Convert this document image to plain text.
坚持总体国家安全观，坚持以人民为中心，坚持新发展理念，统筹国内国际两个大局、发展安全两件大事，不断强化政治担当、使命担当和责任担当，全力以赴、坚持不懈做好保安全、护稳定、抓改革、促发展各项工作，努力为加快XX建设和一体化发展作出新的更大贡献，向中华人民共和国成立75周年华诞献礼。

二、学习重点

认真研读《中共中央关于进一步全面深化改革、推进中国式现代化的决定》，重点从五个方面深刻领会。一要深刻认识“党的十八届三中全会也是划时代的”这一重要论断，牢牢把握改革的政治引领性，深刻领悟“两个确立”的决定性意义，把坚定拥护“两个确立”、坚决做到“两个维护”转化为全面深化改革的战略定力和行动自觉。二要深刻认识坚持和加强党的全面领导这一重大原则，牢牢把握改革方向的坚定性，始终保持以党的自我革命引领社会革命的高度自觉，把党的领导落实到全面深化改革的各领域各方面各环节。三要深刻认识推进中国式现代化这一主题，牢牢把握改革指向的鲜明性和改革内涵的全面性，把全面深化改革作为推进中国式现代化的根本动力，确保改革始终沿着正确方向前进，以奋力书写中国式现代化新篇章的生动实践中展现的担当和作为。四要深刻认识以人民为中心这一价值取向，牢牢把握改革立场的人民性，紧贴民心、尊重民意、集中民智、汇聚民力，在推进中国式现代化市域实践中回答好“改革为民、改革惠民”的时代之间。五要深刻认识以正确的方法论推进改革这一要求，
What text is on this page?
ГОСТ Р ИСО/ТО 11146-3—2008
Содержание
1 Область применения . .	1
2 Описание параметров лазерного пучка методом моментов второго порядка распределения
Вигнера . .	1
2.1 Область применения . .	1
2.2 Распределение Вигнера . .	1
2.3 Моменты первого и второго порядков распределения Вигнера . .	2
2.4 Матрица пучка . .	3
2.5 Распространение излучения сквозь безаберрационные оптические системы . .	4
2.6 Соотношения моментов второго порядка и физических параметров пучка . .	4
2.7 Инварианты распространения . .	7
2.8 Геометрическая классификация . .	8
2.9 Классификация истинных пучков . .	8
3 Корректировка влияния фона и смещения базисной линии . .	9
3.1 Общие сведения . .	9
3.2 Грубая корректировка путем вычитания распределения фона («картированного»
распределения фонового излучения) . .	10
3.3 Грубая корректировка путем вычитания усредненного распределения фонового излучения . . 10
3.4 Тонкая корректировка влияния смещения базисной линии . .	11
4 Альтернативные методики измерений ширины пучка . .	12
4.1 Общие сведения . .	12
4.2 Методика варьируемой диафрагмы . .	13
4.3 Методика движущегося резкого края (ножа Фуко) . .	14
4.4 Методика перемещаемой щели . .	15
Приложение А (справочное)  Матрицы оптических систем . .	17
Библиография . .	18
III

Task description:
Exactly reproduce every line of the records.

The output:
Convert this document image to plain text.
坚持总体国家安全观，坚持以人民为中心，坚持新发展理念，统筹国内国际两个大局、发展安全两件大事，不断强化政治担当、使命担当和责任担当，全力以赴、坚持不懈做好保安全、护稳定、抓改革、促发展各项工作，努力为加快XX建设和一体化发展作出新的更大贡献，向中华人民共和国成立75周年华诞献礼。

二、学习重点

认真研读《中共中央关于进一步全面深化改革、推进中国式现代化的决定》，重点从五个方面深刻领会。一要深刻认识“党的十八届三中全会也是划时代的”这一重要论断，牢牢把握改革的政治引领性，深刻领悟“两个确立”的决定性意义，把坚定拥护“两个确立”、坚决做到“两个维护”转化为全面深化改革的战略定力和行动自觉。二要深刻认识坚持和加强党的全面领导这一重大原则，牢牢把握改革方向的坚定性，始终保持以党的自我革命引领社会革命的高度自觉，把党的领导落实到全面深化改革的各领域各方面各环节。三要深刻认识推进中国式现代化这一主题，牢牢把握改革指向的鲜明性和改革内涵的全面性，把全面深化改革作为推进中国式现代化的根本动力，确保改革始终沿着正确方向前进，以奋力书写中国式现代化新篇章的生动实践中展现的担当和作为。四要深刻认识以人民为中心这一价值取向，牢牢把握改革立场的人民性，紧贴民心、尊重民意、集中民智、汇聚民力，在推进中国式现代化市域实践中回答好“改革为民、改革惠民”的时代之间。五要深刻认识以正确的方法论推进改革这一要求，
What text is on this page?
ГОСТ Р ИСО/ТО 11146-3—2008
Содержание
1 Область применения . .	1
2 Описание параметров лазерного пучка методом моментов второго порядка распределения
Вигнера . .	1
2.1 Область применения . .	1
2.2 Распределение Вигнера . .	1
2.3 Моменты первого и второго порядков распределения Вигнера . .	2
2.4 Матрица пучка . .	3
2.5 Распространение излучения сквозь безаберрационные оптические системы . .	4
2.6 Соотношения моментов второго порядка и физических параметров пучка . .	4
2.7 Инварианты распространения . .	7
2.8 Геометрическая классификация . .	8
2.9 Классификация истинных пучков . .	8
3 Корректировка влияния фона и смещения базисной линии . .	9
3.1 Общие сведения . .	9
3.2 Грубая корректировка путем вычитания распределения фона («картированного»
распределения фонового излучения) . .	10
3.3 Грубая корректировка путем вычитания усредненного распределения фонового излучения . . 10
3.4 Тонкая корректировка влияния смещения базисной линии . .	11
4 Альтернативные методики измерений ширины пучка . .	12
4.1 Общие сведения . .	12
4.2 Методика варьируемой диафрагмы . .	13
4.3 Методика движущегося резкого края (ножа Фуко) . .	14
4.4 Методика перемещаемой щели . .	15
Приложение А (справочное)  Матрицы оптических систем . .	17
Библиография . .	18
III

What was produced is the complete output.